◆ **DO THIS**:
In the items below, change every "legend-swatch" to "legend-marker" and leave everything else as it is.

━━━━━ SOURCE MATERIAL ━━━━━

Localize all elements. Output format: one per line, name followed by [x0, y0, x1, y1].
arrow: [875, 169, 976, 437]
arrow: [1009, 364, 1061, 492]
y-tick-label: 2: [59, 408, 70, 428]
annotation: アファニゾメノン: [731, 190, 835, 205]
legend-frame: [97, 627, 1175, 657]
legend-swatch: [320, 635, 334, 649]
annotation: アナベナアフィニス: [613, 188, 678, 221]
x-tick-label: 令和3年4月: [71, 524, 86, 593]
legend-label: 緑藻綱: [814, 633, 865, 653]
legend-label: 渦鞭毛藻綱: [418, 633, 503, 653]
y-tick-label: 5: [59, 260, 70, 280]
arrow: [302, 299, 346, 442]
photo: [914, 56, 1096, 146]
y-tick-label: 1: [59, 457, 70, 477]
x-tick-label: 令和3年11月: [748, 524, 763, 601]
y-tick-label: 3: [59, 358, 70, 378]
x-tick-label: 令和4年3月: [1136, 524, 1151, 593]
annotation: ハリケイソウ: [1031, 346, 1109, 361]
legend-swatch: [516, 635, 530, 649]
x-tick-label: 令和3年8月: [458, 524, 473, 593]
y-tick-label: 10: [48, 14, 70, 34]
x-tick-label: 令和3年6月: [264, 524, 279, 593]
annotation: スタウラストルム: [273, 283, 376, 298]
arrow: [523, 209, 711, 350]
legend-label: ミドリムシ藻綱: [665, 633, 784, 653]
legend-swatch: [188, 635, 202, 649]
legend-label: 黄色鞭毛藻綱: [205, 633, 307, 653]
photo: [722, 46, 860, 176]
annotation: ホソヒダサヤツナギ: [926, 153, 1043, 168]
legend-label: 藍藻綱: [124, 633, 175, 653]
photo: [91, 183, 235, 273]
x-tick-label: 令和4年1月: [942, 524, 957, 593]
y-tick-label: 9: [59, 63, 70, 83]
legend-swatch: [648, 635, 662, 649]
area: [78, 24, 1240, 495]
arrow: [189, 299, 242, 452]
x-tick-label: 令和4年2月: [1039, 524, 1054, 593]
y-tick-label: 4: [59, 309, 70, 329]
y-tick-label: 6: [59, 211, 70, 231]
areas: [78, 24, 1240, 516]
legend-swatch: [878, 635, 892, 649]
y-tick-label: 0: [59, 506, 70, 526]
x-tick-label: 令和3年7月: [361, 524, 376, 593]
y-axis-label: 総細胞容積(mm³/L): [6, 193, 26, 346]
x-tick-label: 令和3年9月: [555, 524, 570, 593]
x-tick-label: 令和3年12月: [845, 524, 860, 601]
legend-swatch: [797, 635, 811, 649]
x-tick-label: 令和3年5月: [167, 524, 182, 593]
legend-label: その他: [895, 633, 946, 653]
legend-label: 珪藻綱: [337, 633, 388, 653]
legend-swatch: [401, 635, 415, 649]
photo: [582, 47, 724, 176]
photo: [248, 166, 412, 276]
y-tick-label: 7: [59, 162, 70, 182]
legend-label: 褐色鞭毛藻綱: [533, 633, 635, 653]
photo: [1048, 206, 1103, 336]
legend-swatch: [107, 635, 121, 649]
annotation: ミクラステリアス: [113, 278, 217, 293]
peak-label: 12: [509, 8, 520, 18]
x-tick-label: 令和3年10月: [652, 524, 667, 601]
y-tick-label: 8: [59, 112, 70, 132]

━━━━━

◆ **EXERCISE RESPONSE**:
Localize all elements. Output format: one per line, name followed by [x0, y0, x1, y1].
arrow: [875, 169, 976, 437]
arrow: [1009, 364, 1061, 492]
y-tick-label: 2: [59, 408, 70, 428]
annotation: アファニゾメノン: [731, 190, 835, 205]
legend-frame: [97, 627, 1175, 657]
legend-marker: [320, 635, 334, 649]
annotation: アナベナアフィニス: [613, 188, 678, 221]
x-tick-label: 令和3年4月: [71, 524, 86, 593]
legend-label: 緑藻綱: [814, 633, 865, 653]
legend-label: 渦鞭毛藻綱: [418, 633, 503, 653]
y-tick-label: 5: [59, 260, 70, 280]
arrow: [302, 299, 346, 442]
photo: [914, 56, 1096, 146]
y-tick-label: 1: [59, 457, 70, 477]
x-tick-label: 令和3年11月: [748, 524, 763, 601]
y-tick-label: 3: [59, 358, 70, 378]
x-tick-label: 令和4年3月: [1136, 524, 1151, 593]
annotation: ハリケイソウ: [1031, 346, 1109, 361]
legend-marker: [516, 635, 530, 649]
x-tick-label: 令和3年8月: [458, 524, 473, 593]
y-tick-label: 10: [48, 14, 70, 34]
x-tick-label: 令和3年6月: [264, 524, 279, 593]
annotation: スタウラストルム: [273, 283, 376, 298]
arrow: [523, 209, 711, 350]
legend-label: ミドリムシ藻綱: [665, 633, 784, 653]
legend-marker: [188, 635, 202, 649]
legend-label: 黄色鞭毛藻綱: [205, 633, 307, 653]
photo: [722, 46, 860, 176]
annotation: ホソヒダサヤツナギ: [926, 153, 1043, 168]
legend-label: 藍藻綱: [124, 633, 175, 653]
photo: [91, 183, 235, 273]
x-tick-label: 令和4年1月: [942, 524, 957, 593]
y-tick-label: 9: [59, 63, 70, 83]
legend-marker: [648, 635, 662, 649]
area: [78, 24, 1240, 495]
arrow: [189, 299, 242, 452]
x-tick-label: 令和4年2月: [1039, 524, 1054, 593]
y-tick-label: 4: [59, 309, 70, 329]
y-tick-label: 6: [59, 211, 70, 231]
areas: [78, 24, 1240, 516]
legend-marker: [878, 635, 892, 649]
y-tick-label: 0: [59, 506, 70, 526]
x-tick-label: 令和3年7月: [361, 524, 376, 593]
y-axis-label: 総細胞容積(mm³/L): [6, 193, 26, 346]
x-tick-label: 令和3年9月: [555, 524, 570, 593]
x-tick-label: 令和3年12月: [845, 524, 860, 601]
legend-marker: [797, 635, 811, 649]
x-tick-label: 令和3年5月: [167, 524, 182, 593]
legend-label: その他: [895, 633, 946, 653]
legend-label: 珪藻綱: [337, 633, 388, 653]
legend-marker: [401, 635, 415, 649]
photo: [582, 47, 724, 176]
photo: [248, 166, 412, 276]
y-tick-label: 7: [59, 162, 70, 182]
legend-label: 褐色鞭毛藻綱: [533, 633, 635, 653]
photo: [1048, 206, 1103, 336]
legend-marker: [107, 635, 121, 649]
annotation: ミクラステリアス: [113, 278, 217, 293]
peak-label: 12: [509, 8, 520, 18]
x-tick-label: 令和3年10月: [652, 524, 667, 601]
y-tick-label: 8: [59, 112, 70, 132]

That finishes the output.